_AIM:_ Reproduce the listing from its first line through the line containing "lead-part-1-small: 사업화법인 (526, 1169, 609, 1190)", substituting "row-data" for "row-value" and keeping everything else the same.

_DATA TO PROCESS:_
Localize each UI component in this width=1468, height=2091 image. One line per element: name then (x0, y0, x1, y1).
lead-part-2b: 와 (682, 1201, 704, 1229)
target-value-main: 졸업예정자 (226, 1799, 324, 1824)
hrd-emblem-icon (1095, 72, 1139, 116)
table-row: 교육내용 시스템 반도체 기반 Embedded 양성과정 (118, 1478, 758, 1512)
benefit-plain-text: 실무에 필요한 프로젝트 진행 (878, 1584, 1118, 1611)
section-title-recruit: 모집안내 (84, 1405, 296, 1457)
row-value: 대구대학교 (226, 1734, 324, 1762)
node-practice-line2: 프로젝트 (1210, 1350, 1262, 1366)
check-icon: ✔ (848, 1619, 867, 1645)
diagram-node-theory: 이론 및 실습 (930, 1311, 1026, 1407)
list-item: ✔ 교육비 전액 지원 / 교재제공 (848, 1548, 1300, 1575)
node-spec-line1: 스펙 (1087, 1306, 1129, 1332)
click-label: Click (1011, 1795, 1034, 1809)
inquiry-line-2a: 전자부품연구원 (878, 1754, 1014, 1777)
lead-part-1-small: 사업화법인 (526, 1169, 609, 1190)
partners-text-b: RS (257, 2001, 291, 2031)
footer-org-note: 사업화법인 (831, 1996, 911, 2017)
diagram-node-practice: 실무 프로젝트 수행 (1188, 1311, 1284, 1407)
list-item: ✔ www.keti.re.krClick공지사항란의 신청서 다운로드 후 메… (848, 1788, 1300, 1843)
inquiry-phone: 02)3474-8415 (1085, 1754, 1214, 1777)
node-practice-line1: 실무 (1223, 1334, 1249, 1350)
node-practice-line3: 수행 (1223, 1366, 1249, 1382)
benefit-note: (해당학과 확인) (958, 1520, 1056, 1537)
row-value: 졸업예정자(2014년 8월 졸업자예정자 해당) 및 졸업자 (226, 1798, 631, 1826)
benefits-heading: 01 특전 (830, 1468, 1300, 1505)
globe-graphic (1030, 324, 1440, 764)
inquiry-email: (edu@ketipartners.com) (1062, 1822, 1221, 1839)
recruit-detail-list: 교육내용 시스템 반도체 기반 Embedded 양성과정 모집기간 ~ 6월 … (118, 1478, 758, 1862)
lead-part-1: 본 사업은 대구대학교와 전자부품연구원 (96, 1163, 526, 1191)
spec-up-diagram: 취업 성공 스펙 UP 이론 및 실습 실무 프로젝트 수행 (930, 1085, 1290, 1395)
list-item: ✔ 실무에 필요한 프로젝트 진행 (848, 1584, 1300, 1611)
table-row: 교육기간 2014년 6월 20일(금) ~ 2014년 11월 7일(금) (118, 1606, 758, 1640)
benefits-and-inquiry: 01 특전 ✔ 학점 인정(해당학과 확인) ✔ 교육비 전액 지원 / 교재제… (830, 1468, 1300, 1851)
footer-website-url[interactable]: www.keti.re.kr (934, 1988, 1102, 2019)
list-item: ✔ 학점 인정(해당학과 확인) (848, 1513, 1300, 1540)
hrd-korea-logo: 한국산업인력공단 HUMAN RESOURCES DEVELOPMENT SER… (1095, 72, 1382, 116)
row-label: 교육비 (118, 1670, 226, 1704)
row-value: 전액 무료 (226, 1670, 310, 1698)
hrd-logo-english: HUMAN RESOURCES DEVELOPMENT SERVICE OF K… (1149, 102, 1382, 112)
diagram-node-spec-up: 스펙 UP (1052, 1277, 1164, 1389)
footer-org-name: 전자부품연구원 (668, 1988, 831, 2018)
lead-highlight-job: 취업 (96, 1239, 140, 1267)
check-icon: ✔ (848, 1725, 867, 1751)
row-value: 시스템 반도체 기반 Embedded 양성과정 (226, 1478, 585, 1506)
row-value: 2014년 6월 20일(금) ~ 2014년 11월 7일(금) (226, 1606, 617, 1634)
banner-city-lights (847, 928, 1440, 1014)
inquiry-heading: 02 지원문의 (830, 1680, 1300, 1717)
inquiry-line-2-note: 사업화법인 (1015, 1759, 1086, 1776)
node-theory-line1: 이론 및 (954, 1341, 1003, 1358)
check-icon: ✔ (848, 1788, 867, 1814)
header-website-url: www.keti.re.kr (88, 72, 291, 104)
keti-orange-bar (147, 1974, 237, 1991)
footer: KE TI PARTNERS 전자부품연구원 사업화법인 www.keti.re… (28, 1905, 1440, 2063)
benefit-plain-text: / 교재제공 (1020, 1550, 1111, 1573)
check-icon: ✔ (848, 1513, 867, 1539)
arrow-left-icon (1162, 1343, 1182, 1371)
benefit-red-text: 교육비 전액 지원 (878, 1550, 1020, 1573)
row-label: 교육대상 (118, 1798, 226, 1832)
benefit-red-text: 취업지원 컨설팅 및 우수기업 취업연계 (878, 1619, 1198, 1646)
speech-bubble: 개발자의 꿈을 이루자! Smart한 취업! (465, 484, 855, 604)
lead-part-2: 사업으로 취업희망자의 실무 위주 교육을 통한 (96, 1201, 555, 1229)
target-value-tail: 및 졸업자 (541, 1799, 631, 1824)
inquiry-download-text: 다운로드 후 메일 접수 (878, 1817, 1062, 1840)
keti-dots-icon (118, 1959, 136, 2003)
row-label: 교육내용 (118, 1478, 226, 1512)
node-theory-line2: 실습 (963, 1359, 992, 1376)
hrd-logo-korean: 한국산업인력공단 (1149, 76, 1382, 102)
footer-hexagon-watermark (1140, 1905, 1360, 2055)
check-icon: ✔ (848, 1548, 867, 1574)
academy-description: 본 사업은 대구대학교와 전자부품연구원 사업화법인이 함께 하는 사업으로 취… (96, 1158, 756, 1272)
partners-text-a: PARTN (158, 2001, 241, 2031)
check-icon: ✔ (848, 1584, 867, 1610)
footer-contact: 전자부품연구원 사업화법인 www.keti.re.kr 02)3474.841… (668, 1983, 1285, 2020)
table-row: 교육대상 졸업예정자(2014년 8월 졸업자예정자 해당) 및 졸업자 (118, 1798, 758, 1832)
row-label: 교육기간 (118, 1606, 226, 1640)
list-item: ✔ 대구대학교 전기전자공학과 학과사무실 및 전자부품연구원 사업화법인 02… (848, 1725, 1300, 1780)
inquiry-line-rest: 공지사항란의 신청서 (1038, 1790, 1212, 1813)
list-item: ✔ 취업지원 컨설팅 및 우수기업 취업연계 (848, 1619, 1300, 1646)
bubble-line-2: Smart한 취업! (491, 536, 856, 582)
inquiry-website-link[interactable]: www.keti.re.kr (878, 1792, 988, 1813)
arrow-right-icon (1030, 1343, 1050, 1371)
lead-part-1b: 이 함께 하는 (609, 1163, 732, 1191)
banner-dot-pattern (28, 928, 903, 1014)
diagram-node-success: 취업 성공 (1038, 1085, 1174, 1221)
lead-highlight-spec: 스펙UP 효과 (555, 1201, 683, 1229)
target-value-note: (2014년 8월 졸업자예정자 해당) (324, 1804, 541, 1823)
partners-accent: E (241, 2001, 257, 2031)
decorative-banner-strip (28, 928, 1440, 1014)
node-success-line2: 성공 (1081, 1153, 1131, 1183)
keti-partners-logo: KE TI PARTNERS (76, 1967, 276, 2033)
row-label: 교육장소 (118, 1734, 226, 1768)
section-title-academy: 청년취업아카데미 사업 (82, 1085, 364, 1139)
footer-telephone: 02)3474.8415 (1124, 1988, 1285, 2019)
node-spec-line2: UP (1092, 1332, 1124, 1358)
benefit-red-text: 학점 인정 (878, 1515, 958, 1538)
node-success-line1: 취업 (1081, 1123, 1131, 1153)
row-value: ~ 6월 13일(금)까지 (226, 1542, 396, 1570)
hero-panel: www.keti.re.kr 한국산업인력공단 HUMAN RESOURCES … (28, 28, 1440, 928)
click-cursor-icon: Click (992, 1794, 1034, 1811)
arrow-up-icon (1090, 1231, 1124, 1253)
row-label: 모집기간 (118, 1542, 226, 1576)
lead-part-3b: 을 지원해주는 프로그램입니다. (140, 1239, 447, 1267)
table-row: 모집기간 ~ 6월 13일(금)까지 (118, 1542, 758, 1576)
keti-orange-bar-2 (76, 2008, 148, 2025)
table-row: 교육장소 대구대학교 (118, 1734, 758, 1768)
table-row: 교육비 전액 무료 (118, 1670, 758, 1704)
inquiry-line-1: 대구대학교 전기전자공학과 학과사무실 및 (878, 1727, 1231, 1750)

_THE SOLUTION:_
Localize each UI component in this width=1468, height=2091 image. One line per element: name then (x0, y0, x1, y1).
lead-part-2b: 와 (682, 1201, 704, 1229)
target-value-main: 졸업예정자 (226, 1799, 324, 1824)
hrd-emblem-icon (1095, 72, 1139, 116)
table-row: 교육내용 시스템 반도체 기반 Embedded 양성과정 (118, 1478, 758, 1512)
benefit-plain-text: 실무에 필요한 프로젝트 진행 (878, 1584, 1118, 1611)
section-title-recruit: 모집안내 (84, 1405, 296, 1457)
row-data: 대구대학교 (226, 1734, 324, 1762)
node-practice-line2: 프로젝트 (1210, 1350, 1262, 1366)
check-icon: ✔ (848, 1619, 867, 1645)
diagram-node-theory: 이론 및 실습 (930, 1311, 1026, 1407)
list-item: ✔ 교육비 전액 지원 / 교재제공 (848, 1548, 1300, 1575)
node-spec-line1: 스펙 (1087, 1306, 1129, 1332)
click-label: Click (1011, 1795, 1034, 1809)
inquiry-line-2a: 전자부품연구원 (878, 1754, 1014, 1777)
lead-part-1-small: 사업화법인 (526, 1169, 609, 1190)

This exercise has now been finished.